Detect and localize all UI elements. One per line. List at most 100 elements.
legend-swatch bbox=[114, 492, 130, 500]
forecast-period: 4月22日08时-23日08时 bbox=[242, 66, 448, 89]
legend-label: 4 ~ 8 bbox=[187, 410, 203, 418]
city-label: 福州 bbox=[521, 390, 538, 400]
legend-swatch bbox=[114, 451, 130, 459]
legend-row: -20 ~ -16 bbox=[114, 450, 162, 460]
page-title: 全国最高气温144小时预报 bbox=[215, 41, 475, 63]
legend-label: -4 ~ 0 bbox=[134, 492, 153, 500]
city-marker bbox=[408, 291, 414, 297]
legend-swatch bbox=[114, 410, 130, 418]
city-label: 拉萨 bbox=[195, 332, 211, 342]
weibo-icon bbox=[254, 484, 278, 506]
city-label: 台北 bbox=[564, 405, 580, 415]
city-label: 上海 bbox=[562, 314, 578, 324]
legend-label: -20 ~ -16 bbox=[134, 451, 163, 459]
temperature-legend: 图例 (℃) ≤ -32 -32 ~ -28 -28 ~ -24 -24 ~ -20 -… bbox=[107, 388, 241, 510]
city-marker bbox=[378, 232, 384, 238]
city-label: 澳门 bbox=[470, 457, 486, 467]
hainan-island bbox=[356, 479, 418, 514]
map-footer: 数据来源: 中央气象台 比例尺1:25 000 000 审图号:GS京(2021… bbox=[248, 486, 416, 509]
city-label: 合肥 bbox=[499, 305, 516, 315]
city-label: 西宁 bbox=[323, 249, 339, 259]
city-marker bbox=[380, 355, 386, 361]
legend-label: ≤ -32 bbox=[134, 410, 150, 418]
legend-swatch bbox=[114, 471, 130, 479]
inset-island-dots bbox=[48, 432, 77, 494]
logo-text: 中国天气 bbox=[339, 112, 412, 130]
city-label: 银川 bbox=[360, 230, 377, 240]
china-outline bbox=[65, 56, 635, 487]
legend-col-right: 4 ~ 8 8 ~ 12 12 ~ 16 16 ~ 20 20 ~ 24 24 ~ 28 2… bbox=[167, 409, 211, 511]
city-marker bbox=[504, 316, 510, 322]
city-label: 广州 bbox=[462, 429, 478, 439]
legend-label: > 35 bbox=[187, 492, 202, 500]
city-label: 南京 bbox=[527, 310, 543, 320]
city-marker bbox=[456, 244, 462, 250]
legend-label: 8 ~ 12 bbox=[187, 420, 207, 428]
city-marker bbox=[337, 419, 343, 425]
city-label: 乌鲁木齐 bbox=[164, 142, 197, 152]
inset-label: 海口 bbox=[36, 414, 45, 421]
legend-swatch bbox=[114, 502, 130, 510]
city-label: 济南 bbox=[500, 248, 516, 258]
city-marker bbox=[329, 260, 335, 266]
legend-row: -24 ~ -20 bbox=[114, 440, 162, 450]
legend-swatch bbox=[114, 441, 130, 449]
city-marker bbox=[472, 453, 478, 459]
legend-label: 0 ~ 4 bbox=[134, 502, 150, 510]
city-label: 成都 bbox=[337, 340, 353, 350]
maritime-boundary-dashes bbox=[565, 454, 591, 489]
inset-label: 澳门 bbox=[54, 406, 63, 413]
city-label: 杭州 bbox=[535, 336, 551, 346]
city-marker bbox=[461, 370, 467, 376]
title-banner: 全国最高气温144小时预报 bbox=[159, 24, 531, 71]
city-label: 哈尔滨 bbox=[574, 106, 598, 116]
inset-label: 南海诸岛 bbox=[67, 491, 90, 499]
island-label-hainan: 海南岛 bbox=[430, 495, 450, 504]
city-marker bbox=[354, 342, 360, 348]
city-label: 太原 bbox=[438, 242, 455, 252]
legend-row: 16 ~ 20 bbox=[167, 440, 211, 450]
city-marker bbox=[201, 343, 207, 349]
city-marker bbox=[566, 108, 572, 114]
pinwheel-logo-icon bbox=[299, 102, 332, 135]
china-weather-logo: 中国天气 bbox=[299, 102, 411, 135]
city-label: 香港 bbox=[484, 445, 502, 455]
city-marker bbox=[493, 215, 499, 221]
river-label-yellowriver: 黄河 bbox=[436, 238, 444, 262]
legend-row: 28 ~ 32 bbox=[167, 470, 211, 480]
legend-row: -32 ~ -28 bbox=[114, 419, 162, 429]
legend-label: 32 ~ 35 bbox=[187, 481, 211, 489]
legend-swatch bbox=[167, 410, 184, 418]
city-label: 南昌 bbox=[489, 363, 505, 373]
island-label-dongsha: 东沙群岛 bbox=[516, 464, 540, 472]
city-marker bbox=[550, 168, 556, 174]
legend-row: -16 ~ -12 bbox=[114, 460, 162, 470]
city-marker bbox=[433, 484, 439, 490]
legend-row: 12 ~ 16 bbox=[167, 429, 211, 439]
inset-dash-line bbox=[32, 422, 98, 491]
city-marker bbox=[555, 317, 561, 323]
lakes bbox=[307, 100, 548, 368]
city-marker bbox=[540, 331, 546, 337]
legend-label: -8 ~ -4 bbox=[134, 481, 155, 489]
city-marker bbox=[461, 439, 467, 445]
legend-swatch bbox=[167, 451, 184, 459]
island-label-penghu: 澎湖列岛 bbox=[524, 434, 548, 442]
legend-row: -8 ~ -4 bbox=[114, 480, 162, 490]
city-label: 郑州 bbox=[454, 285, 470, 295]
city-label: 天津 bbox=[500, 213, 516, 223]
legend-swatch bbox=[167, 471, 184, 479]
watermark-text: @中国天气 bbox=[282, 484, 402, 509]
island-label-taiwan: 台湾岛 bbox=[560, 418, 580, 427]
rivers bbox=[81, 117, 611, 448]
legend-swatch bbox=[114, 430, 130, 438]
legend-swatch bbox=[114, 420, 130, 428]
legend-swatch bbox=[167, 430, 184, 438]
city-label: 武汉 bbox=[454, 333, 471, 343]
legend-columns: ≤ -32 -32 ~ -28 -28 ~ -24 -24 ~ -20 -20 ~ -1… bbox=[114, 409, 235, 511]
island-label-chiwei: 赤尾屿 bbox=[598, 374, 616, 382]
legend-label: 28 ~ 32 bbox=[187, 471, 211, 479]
• • • •
# Exercise instructions:
Rewrite the material above, replacing every "legend-swatch" with "legend-color" and leaving everything else unchanged.

# Task output:
Detect and localize all UI elements. One per line. List at most 100 elements.
legend-color bbox=[114, 492, 130, 500]
forecast-period: 4月22日08时-23日08时 bbox=[242, 66, 448, 89]
legend-label: 4 ~ 8 bbox=[187, 410, 203, 418]
city-label: 福州 bbox=[521, 390, 538, 400]
legend-color bbox=[114, 451, 130, 459]
legend-row: -20 ~ -16 bbox=[114, 450, 162, 460]
page-title: 全国最高气温144小时预报 bbox=[215, 41, 475, 63]
legend-label: -4 ~ 0 bbox=[134, 492, 153, 500]
city-marker bbox=[408, 291, 414, 297]
legend-color bbox=[114, 410, 130, 418]
city-label: 拉萨 bbox=[195, 332, 211, 342]
weibo-icon bbox=[254, 484, 278, 506]
city-label: 台北 bbox=[564, 405, 580, 415]
city-label: 上海 bbox=[562, 314, 578, 324]
legend-label: -20 ~ -16 bbox=[134, 451, 163, 459]
temperature-legend: 图例 (℃) ≤ -32 -32 ~ -28 -28 ~ -24 -24 ~ -20 -… bbox=[107, 388, 241, 510]
city-marker bbox=[378, 232, 384, 238]
city-label: 澳门 bbox=[470, 457, 486, 467]
hainan-island bbox=[356, 479, 418, 514]
map-footer: 数据来源: 中央气象台 比例尺1:25 000 000 审图号:GS京(2021… bbox=[248, 486, 416, 509]
city-label: 合肥 bbox=[499, 305, 516, 315]
city-label: 西宁 bbox=[323, 249, 339, 259]
city-marker bbox=[380, 355, 386, 361]
legend-label: ≤ -32 bbox=[134, 410, 150, 418]
legend-color bbox=[114, 471, 130, 479]
inset-island-dots bbox=[48, 432, 77, 494]
logo-text: 中国天气 bbox=[339, 112, 412, 130]
city-label: 银川 bbox=[360, 230, 377, 240]
china-outline bbox=[65, 56, 635, 487]
legend-col-right: 4 ~ 8 8 ~ 12 12 ~ 16 16 ~ 20 20 ~ 24 24 ~ 28 2… bbox=[167, 409, 211, 511]
city-marker bbox=[504, 316, 510, 322]
city-label: 广州 bbox=[462, 429, 478, 439]
legend-label: > 35 bbox=[187, 492, 202, 500]
city-label: 南京 bbox=[527, 310, 543, 320]
city-marker bbox=[456, 244, 462, 250]
legend-label: 8 ~ 12 bbox=[187, 420, 207, 428]
city-marker bbox=[337, 419, 343, 425]
city-label: 乌鲁木齐 bbox=[164, 142, 197, 152]
inset-label: 海口 bbox=[36, 414, 45, 421]
legend-color bbox=[114, 502, 130, 510]
city-label: 济南 bbox=[500, 248, 516, 258]
city-marker bbox=[329, 260, 335, 266]
legend-row: -24 ~ -20 bbox=[114, 440, 162, 450]
legend-color bbox=[114, 441, 130, 449]
city-marker bbox=[472, 453, 478, 459]
legend-label: 0 ~ 4 bbox=[134, 502, 150, 510]
city-label: 成都 bbox=[337, 340, 353, 350]
maritime-boundary-dashes bbox=[565, 454, 591, 489]
inset-label: 澳门 bbox=[54, 406, 63, 413]
city-label: 杭州 bbox=[535, 336, 551, 346]
city-marker bbox=[461, 370, 467, 376]
title-banner: 全国最高气温144小时预报 bbox=[159, 24, 531, 71]
city-label: 哈尔滨 bbox=[574, 106, 598, 116]
inset-label: 南海诸岛 bbox=[67, 491, 90, 499]
island-label-hainan: 海南岛 bbox=[430, 495, 450, 504]
city-marker bbox=[354, 342, 360, 348]
city-label: 太原 bbox=[438, 242, 455, 252]
legend-row: 16 ~ 20 bbox=[167, 440, 211, 450]
city-marker bbox=[201, 343, 207, 349]
city-marker bbox=[566, 108, 572, 114]
pinwheel-logo-icon bbox=[299, 102, 332, 135]
china-weather-logo: 中国天气 bbox=[299, 102, 411, 135]
city-label: 香港 bbox=[484, 445, 502, 455]
city-marker bbox=[493, 215, 499, 221]
river-label-yellowriver: 黄河 bbox=[436, 238, 444, 262]
legend-row: 28 ~ 32 bbox=[167, 470, 211, 480]
legend-row: -32 ~ -28 bbox=[114, 419, 162, 429]
legend-label: 32 ~ 35 bbox=[187, 481, 211, 489]
legend-color bbox=[167, 410, 184, 418]
city-label: 南昌 bbox=[489, 363, 505, 373]
island-label-dongsha: 东沙群岛 bbox=[516, 464, 540, 472]
city-marker bbox=[550, 168, 556, 174]
legend-row: -16 ~ -12 bbox=[114, 460, 162, 470]
city-marker bbox=[433, 484, 439, 490]
legend-row: 12 ~ 16 bbox=[167, 429, 211, 439]
inset-dash-line bbox=[32, 422, 98, 491]
city-marker bbox=[555, 317, 561, 323]
lakes bbox=[307, 100, 548, 368]
city-marker bbox=[540, 331, 546, 337]
legend-label: -8 ~ -4 bbox=[134, 481, 155, 489]
city-marker bbox=[461, 439, 467, 445]
legend-color bbox=[167, 451, 184, 459]
island-label-penghu: 澎湖列岛 bbox=[524, 434, 548, 442]
legend-row: -8 ~ -4 bbox=[114, 480, 162, 490]
city-label: 郑州 bbox=[454, 285, 470, 295]
city-label: 天津 bbox=[500, 213, 516, 223]
legend-color bbox=[167, 471, 184, 479]
watermark-text: @中国天气 bbox=[282, 484, 402, 509]
island-label-taiwan: 台湾岛 bbox=[560, 418, 580, 427]
rivers bbox=[81, 117, 611, 448]
legend-color bbox=[114, 430, 130, 438]
legend-color bbox=[114, 420, 130, 428]
legend-color bbox=[167, 430, 184, 438]
city-label: 武汉 bbox=[454, 333, 471, 343]
legend-columns: ≤ -32 -32 ~ -28 -28 ~ -24 -24 ~ -20 -20 ~ -1… bbox=[114, 409, 235, 511]
island-label-chiwei: 赤尾屿 bbox=[598, 374, 616, 382]
legend-label: 28 ~ 32 bbox=[187, 471, 211, 479]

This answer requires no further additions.